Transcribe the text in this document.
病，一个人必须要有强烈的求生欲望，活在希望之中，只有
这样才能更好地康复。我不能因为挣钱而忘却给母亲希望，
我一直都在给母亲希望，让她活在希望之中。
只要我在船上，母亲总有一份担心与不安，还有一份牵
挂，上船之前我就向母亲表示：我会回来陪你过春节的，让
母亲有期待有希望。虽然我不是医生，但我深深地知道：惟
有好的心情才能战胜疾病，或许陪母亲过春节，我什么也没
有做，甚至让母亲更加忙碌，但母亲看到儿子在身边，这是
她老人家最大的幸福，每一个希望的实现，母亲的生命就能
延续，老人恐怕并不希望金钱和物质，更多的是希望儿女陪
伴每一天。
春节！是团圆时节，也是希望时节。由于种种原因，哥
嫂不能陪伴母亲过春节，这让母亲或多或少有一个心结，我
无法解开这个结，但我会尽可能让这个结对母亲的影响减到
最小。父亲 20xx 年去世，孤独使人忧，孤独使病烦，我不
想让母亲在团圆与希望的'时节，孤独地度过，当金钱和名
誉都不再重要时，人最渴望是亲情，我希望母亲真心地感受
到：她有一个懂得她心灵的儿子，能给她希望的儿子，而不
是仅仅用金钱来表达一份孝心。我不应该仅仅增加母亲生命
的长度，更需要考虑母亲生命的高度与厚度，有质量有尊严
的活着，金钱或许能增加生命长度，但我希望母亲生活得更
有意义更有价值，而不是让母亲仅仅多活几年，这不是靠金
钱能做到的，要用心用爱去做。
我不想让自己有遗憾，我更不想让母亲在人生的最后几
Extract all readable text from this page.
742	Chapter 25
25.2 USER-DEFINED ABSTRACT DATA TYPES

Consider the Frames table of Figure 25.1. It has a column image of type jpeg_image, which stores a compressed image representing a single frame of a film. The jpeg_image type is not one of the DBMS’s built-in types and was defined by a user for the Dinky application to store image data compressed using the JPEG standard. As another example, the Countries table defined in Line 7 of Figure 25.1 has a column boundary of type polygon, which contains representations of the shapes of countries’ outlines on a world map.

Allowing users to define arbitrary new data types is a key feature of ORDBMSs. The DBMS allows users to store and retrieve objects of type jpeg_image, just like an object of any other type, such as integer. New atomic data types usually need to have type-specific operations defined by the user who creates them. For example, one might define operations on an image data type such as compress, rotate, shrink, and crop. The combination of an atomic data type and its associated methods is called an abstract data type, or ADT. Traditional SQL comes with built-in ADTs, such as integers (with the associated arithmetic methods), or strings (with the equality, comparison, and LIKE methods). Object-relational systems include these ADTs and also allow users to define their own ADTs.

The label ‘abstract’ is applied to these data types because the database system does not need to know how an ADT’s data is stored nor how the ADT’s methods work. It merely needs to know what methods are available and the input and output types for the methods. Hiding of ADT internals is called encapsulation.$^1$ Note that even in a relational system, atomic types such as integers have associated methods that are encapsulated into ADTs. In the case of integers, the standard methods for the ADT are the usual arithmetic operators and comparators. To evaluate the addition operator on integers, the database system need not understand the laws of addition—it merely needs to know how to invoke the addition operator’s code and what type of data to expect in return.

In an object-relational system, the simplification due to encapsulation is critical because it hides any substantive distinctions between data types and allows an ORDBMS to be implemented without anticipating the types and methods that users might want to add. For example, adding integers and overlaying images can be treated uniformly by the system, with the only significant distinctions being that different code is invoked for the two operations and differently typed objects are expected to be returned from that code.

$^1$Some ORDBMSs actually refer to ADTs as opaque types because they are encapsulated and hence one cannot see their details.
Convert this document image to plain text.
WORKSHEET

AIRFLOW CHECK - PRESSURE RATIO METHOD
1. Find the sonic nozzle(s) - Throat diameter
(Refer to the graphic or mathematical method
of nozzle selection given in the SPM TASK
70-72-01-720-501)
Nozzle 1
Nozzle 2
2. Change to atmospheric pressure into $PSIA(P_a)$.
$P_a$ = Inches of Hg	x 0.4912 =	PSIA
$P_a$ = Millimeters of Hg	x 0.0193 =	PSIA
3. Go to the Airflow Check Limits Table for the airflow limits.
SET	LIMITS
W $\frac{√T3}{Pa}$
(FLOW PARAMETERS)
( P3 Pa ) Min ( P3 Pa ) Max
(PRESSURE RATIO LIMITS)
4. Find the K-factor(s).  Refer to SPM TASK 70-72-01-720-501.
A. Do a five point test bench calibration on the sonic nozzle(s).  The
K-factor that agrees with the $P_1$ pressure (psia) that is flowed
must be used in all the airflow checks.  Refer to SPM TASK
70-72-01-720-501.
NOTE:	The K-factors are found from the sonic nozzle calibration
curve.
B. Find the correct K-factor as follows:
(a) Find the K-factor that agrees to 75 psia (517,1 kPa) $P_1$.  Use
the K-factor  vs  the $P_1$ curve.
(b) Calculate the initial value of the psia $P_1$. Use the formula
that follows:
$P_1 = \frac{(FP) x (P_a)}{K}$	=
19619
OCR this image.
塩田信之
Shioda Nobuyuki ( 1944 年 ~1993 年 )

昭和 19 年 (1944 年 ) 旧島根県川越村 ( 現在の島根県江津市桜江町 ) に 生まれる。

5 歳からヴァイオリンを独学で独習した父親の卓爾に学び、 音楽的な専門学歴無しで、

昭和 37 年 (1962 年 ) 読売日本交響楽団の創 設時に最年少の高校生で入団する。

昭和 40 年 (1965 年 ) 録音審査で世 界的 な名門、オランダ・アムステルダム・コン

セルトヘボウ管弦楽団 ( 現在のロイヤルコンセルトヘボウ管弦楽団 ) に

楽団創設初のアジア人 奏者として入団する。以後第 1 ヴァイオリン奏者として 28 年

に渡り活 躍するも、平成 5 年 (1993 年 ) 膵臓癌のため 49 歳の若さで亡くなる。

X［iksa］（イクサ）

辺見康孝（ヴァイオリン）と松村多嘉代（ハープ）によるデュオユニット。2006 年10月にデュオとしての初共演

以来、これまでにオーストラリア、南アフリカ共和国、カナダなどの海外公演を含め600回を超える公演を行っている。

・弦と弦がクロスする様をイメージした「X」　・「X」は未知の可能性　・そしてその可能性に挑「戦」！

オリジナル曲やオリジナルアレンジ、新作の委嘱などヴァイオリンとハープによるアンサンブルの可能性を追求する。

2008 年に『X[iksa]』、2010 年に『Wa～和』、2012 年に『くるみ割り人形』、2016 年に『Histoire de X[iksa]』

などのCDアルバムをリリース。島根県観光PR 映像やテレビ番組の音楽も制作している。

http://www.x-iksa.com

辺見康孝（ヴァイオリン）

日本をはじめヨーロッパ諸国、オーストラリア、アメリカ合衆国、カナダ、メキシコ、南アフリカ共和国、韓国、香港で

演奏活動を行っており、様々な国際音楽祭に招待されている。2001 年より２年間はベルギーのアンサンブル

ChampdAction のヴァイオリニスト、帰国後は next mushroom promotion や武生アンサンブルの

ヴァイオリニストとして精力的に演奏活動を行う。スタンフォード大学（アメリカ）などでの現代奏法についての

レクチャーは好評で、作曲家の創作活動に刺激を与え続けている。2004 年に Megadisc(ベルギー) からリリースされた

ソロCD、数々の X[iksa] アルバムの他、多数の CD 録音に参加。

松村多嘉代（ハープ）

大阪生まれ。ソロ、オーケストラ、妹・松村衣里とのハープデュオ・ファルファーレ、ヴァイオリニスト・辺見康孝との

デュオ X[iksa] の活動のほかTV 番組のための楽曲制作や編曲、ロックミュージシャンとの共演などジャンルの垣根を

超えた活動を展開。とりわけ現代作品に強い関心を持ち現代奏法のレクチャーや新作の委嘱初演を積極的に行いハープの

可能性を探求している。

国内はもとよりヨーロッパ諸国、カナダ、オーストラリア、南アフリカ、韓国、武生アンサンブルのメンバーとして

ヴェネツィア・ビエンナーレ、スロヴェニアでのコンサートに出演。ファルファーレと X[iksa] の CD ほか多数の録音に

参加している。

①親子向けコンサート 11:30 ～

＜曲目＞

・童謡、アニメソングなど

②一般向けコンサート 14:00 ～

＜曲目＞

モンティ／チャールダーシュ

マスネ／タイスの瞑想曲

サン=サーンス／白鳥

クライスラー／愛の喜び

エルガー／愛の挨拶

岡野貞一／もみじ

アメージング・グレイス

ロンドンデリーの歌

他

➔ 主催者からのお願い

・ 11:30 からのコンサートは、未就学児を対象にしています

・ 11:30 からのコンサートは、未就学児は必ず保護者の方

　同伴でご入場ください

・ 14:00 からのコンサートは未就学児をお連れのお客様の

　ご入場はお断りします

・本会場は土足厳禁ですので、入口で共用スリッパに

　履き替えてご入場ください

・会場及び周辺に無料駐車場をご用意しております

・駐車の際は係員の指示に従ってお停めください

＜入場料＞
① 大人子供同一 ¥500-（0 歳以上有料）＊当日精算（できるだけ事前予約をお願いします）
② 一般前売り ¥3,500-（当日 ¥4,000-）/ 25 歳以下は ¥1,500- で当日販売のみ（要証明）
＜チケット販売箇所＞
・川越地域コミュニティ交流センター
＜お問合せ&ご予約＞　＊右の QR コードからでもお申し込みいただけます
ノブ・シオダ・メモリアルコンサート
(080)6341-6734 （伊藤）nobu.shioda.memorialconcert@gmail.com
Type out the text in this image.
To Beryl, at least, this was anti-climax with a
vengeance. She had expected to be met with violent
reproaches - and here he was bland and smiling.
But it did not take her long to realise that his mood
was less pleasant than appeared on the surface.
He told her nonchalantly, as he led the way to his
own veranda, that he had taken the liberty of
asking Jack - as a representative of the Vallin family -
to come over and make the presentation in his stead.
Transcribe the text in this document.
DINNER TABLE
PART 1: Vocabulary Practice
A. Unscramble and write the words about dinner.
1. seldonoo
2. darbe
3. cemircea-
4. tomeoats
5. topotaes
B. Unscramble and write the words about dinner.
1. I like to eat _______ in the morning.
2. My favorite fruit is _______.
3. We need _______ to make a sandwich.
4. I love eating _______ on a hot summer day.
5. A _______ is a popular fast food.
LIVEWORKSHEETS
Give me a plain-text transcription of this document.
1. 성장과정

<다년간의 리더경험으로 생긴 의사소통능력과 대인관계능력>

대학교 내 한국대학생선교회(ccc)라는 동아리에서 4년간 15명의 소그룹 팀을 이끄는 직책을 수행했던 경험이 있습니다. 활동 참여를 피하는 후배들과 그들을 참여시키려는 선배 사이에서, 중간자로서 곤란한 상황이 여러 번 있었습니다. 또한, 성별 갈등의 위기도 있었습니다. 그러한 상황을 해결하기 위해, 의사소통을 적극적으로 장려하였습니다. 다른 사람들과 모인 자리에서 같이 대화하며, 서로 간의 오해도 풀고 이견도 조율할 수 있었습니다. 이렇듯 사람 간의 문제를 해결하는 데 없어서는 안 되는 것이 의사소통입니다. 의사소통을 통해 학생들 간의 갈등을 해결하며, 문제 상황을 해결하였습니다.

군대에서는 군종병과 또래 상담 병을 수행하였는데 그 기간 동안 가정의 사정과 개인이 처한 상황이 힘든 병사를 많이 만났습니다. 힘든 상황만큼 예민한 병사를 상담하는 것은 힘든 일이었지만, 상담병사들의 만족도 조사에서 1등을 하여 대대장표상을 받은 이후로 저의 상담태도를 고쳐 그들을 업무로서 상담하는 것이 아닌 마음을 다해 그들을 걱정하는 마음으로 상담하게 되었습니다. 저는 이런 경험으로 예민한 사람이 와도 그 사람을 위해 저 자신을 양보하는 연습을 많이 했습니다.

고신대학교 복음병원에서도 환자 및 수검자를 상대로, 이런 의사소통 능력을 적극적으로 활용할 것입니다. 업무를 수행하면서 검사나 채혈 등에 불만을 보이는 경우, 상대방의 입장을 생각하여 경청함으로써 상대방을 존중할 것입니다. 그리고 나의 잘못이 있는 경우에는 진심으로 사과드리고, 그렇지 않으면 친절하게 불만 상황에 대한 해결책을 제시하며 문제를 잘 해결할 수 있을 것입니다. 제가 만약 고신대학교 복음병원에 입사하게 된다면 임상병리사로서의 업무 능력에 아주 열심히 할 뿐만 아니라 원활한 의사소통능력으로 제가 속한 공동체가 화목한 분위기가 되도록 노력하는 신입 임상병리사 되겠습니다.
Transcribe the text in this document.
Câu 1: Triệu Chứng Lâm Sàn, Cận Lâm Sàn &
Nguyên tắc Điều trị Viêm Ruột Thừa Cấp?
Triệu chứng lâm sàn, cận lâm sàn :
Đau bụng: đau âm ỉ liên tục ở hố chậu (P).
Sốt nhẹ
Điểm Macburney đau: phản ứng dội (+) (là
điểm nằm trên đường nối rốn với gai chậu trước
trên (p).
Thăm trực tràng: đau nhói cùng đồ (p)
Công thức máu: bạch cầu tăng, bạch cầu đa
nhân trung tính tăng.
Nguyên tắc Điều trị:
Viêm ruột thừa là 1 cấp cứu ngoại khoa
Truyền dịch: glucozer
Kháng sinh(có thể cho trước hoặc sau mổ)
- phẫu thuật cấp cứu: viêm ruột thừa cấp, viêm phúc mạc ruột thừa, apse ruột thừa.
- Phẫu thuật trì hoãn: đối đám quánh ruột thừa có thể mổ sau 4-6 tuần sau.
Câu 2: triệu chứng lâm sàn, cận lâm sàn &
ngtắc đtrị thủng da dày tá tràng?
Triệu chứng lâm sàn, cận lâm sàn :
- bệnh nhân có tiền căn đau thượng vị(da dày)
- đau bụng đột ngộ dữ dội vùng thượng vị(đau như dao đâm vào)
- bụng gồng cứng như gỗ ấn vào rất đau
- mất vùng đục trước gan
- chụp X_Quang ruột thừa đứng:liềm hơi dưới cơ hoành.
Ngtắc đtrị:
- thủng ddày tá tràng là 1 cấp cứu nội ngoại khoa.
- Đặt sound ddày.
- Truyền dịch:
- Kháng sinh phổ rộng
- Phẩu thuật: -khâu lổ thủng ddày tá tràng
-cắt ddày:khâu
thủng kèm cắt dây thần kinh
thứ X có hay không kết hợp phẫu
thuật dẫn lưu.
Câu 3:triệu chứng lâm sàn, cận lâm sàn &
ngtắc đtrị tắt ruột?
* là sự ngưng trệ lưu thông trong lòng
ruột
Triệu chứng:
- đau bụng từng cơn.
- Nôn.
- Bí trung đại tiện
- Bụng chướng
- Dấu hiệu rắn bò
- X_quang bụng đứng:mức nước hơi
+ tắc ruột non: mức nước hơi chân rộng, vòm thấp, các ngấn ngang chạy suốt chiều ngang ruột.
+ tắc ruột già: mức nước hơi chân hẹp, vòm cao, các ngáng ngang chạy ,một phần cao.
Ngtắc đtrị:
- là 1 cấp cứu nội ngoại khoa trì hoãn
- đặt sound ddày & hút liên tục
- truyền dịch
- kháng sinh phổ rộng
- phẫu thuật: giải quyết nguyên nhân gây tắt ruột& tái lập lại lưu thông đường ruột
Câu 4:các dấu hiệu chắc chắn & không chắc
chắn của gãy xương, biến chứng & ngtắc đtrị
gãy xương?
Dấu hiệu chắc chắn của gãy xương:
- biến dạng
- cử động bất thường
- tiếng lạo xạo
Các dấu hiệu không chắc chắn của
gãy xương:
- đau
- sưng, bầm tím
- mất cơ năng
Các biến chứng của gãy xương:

§ **Goal of the exercise**
Copy out all lines above that include the string "hoãn".

§ **Answer for the task**
- Phẫu thuật trì hoãn: đối đám quánh ruột thừa có thể mổ sau 4-6 tuần sau.
- là 1 cấp cứu nội ngoại khoa trì hoãn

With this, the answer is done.